*RECORDS TO PROCESS:*
···

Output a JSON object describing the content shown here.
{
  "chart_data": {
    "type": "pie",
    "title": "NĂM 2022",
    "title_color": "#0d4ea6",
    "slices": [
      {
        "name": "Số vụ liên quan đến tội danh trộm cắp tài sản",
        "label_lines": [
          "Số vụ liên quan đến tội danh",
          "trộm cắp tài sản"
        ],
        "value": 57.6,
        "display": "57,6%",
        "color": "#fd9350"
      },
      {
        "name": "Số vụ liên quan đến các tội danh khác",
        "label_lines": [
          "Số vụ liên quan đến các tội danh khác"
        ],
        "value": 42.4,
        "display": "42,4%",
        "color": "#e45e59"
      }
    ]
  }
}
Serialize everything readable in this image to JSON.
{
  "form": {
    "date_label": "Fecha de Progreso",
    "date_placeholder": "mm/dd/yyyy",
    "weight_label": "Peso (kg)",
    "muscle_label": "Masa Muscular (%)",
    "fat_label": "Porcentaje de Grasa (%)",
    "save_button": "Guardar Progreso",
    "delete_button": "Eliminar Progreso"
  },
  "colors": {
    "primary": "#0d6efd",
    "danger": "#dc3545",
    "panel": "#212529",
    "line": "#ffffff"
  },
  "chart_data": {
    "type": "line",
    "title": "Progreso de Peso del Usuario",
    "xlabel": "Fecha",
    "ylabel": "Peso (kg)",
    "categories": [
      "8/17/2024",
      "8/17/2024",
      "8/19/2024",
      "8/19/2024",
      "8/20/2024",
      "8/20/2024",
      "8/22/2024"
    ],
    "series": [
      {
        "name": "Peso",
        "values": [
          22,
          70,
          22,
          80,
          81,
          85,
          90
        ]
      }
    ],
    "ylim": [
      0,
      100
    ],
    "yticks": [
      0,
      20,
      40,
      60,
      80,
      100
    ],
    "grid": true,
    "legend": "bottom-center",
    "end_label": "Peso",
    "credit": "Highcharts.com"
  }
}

···

*WHAT TO DO:* Reproduce all data above, unchanged.

*FINISHED TASK:*
Output a JSON object describing the content shown here.
{
  "chart_data": {
    "type": "pie",
    "title": "NĂM 2022",
    "title_color": "#0d4ea6",
    "slices": [
      {
        "name": "Số vụ liên quan đến tội danh trộm cắp tài sản",
        "label_lines": [
          "Số vụ liên quan đến tội danh",
          "trộm cắp tài sản"
        ],
        "value": 57.6,
        "display": "57,6%",
        "color": "#fd9350"
      },
      {
        "name": "Số vụ liên quan đến các tội danh khác",
        "label_lines": [
          "Số vụ liên quan đến các tội danh khác"
        ],
        "value": 42.4,
        "display": "42,4%",
        "color": "#e45e59"
      }
    ]
  }
}
Serialize everything readable in this image to JSON.
{
  "form": {
    "date_label": "Fecha de Progreso",
    "date_placeholder": "mm/dd/yyyy",
    "weight_label": "Peso (kg)",
    "muscle_label": "Masa Muscular (%)",
    "fat_label": "Porcentaje de Grasa (%)",
    "save_button": "Guardar Progreso",
    "delete_button": "Eliminar Progreso"
  },
  "colors": {
    "primary": "#0d6efd",
    "danger": "#dc3545",
    "panel": "#212529",
    "line": "#ffffff"
  },
  "chart_data": {
    "type": "line",
    "title": "Progreso de Peso del Usuario",
    "xlabel": "Fecha",
    "ylabel": "Peso (kg)",
    "categories": [
      "8/17/2024",
      "8/17/2024",
      "8/19/2024",
      "8/19/2024",
      "8/20/2024",
      "8/20/2024",
      "8/22/2024"
    ],
    "series": [
      {
        "name": "Peso",
        "values": [
          22,
          70,
          22,
          80,
          81,
          85,
          90
        ]
      }
    ],
    "ylim": [
      0,
      100
    ],
    "yticks": [
      0,
      20,
      40,
      60,
      80,
      100
    ],
    "grid": true,
    "legend": "bottom-center",
    "end_label": "Peso",
    "credit": "Highcharts.com"
  }
}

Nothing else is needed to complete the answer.